-- Given request --
Can you transcribe the data exactly? Leave the pictures out.

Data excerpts
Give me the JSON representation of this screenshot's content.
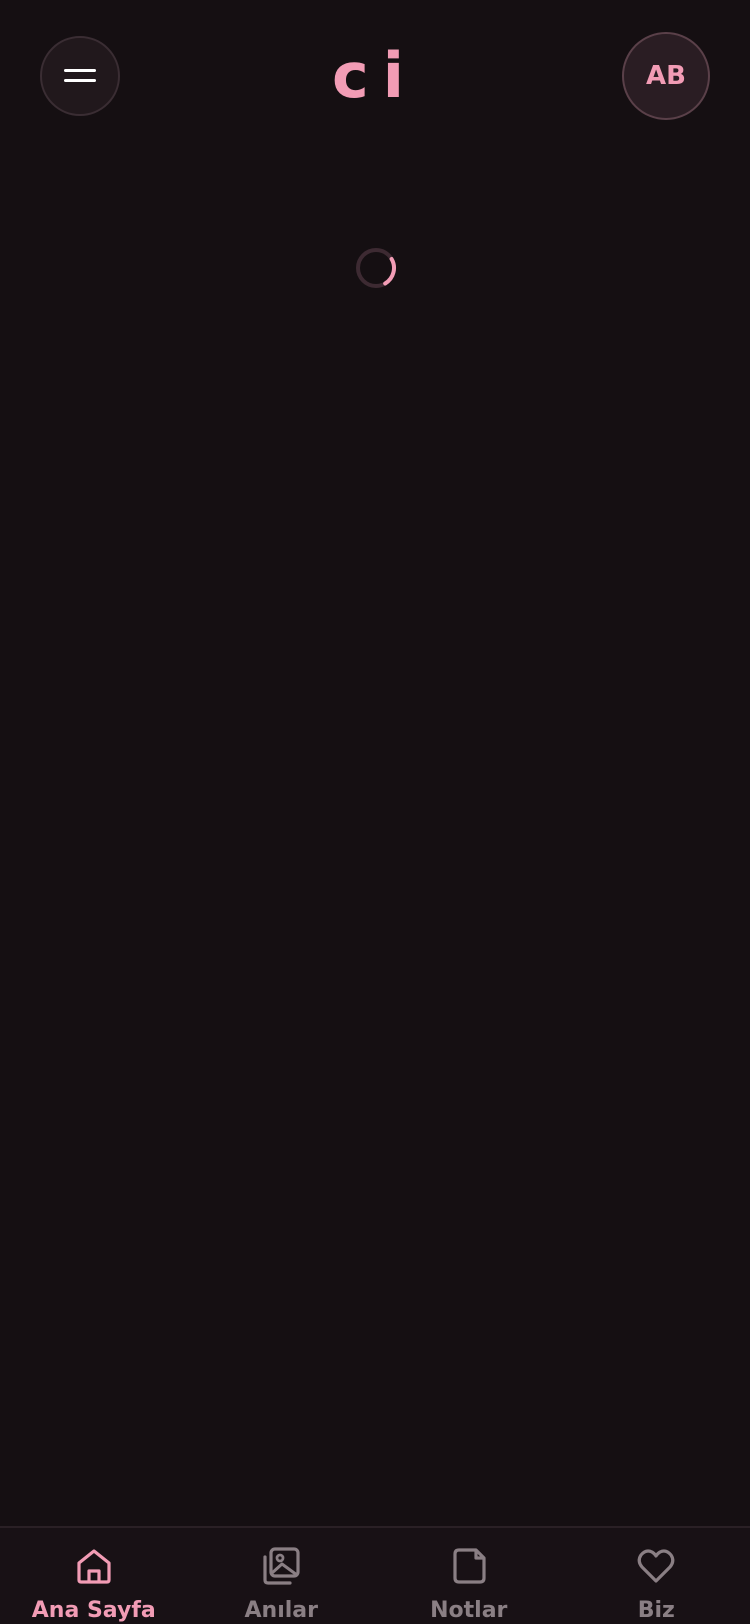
{
  "header": {
    "logo_text": "ci",
    "avatar_initials": "AB"
  },
  "icons": {
    "menu": "hamburger-icon",
    "spinner": "loading-spinner-icon"
  },
  "bottom_nav": {
    "items": [
      {
        "label": "Ana Sayfa",
        "icon": "home-icon",
        "active": true
      },
      {
        "label": "Anılar",
        "icon": "gallery-icon",
        "active": false
      },
      {
        "label": "Notlar",
        "icon": "note-icon",
        "active": false
      },
      {
        "label": "Biz",
        "icon": "heart-icon",
        "active": false
      }
    ]
  },
  "colors": {
    "background": "#150f12",
    "accent": "#f29cb5",
    "inactive": "#8a7f84",
    "surface": "#21181c"
  }
}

-- Final result --
Give me the JSON representation of this screenshot's content.
{
  "header": {
    "logo_text": "ci",
    "avatar_initials": "AB"
  },
  "icons": {
    "menu": "hamburger-icon",
    "spinner": "loading-spinner-icon"
  },
  "bottom_nav": {
    "items": [
      {
        "label": "Ana Sayfa",
        "icon": "home-icon",
        "active": true
      },
      {
        "label": "Anılar",
        "icon": "gallery-icon",
        "active": false
      },
      {
        "label": "Notlar",
        "icon": "note-icon",
        "active": false
      },
      {
        "label": "Biz",
        "icon": "heart-icon",
        "active": false
      }
    ]
  },
  "colors": {
    "background": "#150f12",
    "accent": "#f29cb5",
    "inactive": "#8a7f84",
    "surface": "#21181c"
  }
}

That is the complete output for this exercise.